* Start Record excerpts *
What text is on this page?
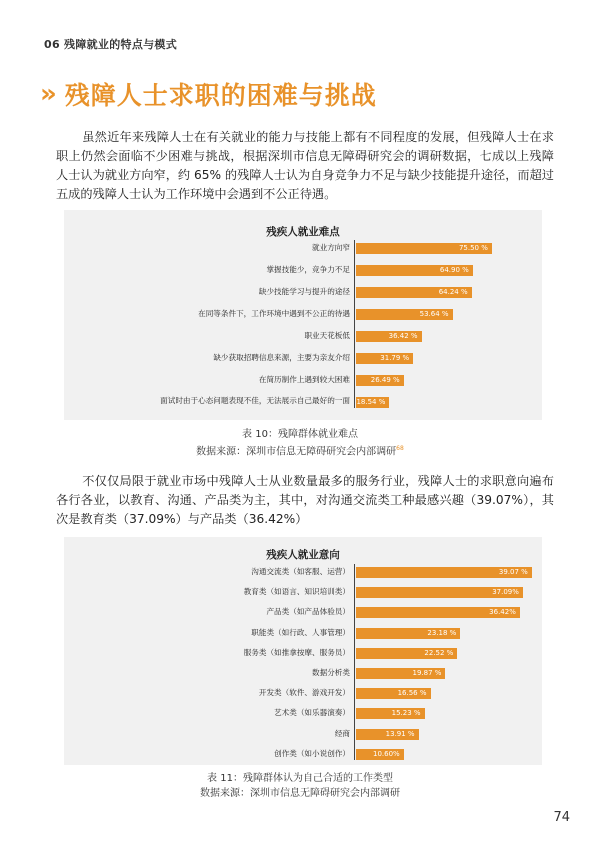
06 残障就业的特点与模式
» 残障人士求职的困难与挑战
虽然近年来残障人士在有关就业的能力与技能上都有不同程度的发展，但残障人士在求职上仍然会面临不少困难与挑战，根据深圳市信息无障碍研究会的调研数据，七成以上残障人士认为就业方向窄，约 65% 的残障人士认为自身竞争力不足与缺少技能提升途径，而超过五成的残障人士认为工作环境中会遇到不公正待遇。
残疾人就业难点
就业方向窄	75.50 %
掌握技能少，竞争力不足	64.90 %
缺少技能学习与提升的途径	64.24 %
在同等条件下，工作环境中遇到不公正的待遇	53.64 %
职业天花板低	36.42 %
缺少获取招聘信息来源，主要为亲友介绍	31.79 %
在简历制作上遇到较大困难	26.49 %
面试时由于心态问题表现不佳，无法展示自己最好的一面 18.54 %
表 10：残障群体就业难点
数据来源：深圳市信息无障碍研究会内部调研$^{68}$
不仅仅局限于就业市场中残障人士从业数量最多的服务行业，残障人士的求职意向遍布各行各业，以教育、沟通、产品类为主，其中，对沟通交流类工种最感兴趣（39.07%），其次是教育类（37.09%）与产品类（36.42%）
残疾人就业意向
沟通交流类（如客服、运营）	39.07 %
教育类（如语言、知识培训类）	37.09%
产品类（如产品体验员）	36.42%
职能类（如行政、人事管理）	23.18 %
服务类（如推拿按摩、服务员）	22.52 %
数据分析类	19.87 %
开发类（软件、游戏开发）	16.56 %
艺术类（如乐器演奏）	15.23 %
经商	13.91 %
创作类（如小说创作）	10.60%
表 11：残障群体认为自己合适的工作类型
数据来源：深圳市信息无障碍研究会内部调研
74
* End Record excerpts *
▶ Exercise description: Write the records out once more, exactly as they appear, with no pictures.

▶ Solution:
What text is on this page?
06 残障就业的特点与模式
» 残障人士求职的困难与挑战
虽然近年来残障人士在有关就业的能力与技能上都有不同程度的发展，但残障人士在求职上仍然会面临不少困难与挑战，根据深圳市信息无障碍研究会的调研数据，七成以上残障人士认为就业方向窄，约 65% 的残障人士认为自身竞争力不足与缺少技能提升途径，而超过五成的残障人士认为工作环境中会遇到不公正待遇。
残疾人就业难点
就业方向窄	75.50 %
掌握技能少，竞争力不足	64.90 %
缺少技能学习与提升的途径	64.24 %
在同等条件下，工作环境中遇到不公正的待遇	53.64 %
职业天花板低	36.42 %
缺少获取招聘信息来源，主要为亲友介绍	31.79 %
在简历制作上遇到较大困难	26.49 %
面试时由于心态问题表现不佳，无法展示自己最好的一面 18.54 %
表 10：残障群体就业难点
数据来源：深圳市信息无障碍研究会内部调研$^{68}$
不仅仅局限于就业市场中残障人士从业数量最多的服务行业，残障人士的求职意向遍布各行各业，以教育、沟通、产品类为主，其中，对沟通交流类工种最感兴趣（39.07%），其次是教育类（37.09%）与产品类（36.42%）
残疾人就业意向
沟通交流类（如客服、运营）	39.07 %
教育类（如语言、知识培训类）	37.09%
产品类（如产品体验员）	36.42%
职能类（如行政、人事管理）	23.18 %
服务类（如推拿按摩、服务员）	22.52 %
数据分析类	19.87 %
开发类（软件、游戏开发）	16.56 %
艺术类（如乐器演奏）	15.23 %
经商	13.91 %
创作类（如小说创作）	10.60%
表 11：残障群体认为自己合适的工作类型
数据来源：深圳市信息无障碍研究会内部调研
74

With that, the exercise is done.